• **Problem requirements**: Scan the entries below and extract each line with the word "text" in it.

[Collected data entries]
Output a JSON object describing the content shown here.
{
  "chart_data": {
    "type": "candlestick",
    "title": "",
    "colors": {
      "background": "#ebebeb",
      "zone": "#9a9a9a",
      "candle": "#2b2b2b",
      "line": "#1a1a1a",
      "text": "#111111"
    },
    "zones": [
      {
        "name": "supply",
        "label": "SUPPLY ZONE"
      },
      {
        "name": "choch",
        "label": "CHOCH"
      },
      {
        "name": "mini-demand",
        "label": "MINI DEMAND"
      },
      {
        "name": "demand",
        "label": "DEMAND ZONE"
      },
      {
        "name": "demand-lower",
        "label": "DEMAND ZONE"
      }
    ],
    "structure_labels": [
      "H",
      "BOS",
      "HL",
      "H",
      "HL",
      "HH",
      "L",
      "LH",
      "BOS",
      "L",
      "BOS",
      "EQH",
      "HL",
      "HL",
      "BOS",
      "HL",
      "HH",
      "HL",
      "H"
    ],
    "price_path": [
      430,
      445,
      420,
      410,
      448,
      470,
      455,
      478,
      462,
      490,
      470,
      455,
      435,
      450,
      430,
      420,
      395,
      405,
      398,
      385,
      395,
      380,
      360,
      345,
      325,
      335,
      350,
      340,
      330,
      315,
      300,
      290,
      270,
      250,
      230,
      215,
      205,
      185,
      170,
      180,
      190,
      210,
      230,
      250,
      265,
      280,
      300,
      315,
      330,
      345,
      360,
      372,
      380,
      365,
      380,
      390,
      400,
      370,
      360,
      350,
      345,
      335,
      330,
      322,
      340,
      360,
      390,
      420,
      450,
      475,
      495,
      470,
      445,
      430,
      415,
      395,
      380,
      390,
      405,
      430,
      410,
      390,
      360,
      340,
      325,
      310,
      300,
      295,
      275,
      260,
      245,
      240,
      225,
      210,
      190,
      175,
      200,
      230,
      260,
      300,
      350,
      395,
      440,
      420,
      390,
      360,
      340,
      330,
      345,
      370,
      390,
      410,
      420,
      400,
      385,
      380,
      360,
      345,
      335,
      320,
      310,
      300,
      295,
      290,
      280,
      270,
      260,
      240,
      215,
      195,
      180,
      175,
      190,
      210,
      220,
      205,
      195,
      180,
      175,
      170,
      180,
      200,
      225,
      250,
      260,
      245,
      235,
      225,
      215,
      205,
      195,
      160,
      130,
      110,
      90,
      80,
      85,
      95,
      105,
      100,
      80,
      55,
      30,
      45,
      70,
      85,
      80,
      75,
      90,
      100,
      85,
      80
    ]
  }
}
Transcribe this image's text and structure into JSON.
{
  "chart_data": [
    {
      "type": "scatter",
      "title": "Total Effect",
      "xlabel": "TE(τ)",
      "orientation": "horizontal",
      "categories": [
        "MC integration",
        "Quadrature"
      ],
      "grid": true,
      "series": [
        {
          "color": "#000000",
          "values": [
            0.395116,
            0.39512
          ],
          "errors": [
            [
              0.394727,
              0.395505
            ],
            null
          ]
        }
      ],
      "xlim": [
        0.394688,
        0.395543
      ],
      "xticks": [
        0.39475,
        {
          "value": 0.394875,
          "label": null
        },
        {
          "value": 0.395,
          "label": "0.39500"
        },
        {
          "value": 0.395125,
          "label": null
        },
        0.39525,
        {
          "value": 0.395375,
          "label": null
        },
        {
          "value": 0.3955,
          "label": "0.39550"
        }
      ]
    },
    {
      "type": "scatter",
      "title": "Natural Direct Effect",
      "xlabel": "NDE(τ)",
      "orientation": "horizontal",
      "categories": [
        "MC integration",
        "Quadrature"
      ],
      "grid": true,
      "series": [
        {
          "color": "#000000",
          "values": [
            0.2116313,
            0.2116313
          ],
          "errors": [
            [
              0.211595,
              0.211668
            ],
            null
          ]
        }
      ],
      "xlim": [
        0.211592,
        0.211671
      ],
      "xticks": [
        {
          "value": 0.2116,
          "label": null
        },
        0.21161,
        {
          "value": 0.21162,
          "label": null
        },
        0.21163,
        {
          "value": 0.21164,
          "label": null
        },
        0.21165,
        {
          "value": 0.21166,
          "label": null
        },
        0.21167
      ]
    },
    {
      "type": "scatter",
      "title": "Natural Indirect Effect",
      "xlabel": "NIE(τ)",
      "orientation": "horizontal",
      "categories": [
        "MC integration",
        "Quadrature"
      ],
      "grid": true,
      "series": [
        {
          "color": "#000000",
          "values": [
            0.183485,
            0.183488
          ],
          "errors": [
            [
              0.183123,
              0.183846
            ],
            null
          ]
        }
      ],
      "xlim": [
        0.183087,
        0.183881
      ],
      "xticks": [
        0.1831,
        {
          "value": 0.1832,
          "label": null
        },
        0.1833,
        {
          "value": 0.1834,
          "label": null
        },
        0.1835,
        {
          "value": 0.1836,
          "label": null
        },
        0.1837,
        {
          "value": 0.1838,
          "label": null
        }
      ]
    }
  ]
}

• **Worked answer**:
      "text": "#111111"
Transcribe this image's text and structure into JSON.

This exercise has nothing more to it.